→ **Do this**:
Copy out the listing exactly.
[begin Given information]
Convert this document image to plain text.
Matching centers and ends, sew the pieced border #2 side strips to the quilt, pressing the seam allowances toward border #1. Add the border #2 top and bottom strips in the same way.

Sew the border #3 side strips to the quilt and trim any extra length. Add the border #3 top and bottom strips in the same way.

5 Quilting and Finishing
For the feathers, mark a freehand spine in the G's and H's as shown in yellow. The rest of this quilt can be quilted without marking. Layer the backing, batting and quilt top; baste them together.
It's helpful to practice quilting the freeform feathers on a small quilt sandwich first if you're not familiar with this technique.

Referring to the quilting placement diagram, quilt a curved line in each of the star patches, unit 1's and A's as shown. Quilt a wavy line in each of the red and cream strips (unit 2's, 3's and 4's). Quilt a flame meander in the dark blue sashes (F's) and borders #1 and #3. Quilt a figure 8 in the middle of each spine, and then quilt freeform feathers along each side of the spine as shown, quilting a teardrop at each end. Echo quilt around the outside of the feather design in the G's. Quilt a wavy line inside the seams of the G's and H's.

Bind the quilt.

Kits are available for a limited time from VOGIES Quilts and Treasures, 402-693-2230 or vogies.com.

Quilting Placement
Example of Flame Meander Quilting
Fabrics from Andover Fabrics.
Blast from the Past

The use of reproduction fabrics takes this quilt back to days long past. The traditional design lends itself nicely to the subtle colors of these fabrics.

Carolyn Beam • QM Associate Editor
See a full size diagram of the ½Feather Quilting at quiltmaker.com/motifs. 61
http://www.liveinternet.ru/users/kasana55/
[end Given information]
→ **Exercise solution**:
Convert this document image to plain text.
Matching centers and ends, sew the pieced border #2 side strips to the quilt, pressing the seam allowances toward border #1. Add the border #2 top and bottom strips in the same way.

Sew the border #3 side strips to the quilt and trim any extra length. Add the border #3 top and bottom strips in the same way.

5 Quilting and Finishing
For the feathers, mark a freehand spine in the G's and H's as shown in yellow. The rest of this quilt can be quilted without marking. Layer the backing, batting and quilt top; baste them together.
It's helpful to practice quilting the freeform feathers on a small quilt sandwich first if you're not familiar with this technique.

Referring to the quilting placement diagram, quilt a curved line in each of the star patches, unit 1's and A's as shown. Quilt a wavy line in each of the red and cream strips (unit 2's, 3's and 4's). Quilt a flame meander in the dark blue sashes (F's) and borders #1 and #3. Quilt a figure 8 in the middle of each spine, and then quilt freeform feathers along each side of the spine as shown, quilting a teardrop at each end. Echo quilt around the outside of the feather design in the G's. Quilt a wavy line inside the seams of the G's and H's.

Bind the quilt.

Kits are available for a limited time from VOGIES Quilts and Treasures, 402-693-2230 or vogies.com.

Quilting Placement
Example of Flame Meander Quilting
Fabrics from Andover Fabrics.
Blast from the Past

The use of reproduction fabrics takes this quilt back to days long past. The traditional design lends itself nicely to the subtle colors of these fabrics.

Carolyn Beam • QM Associate Editor
See a full size diagram of the ½Feather Quilting at quiltmaker.com/motifs. 61
http://www.liveinternet.ru/users/kasana55/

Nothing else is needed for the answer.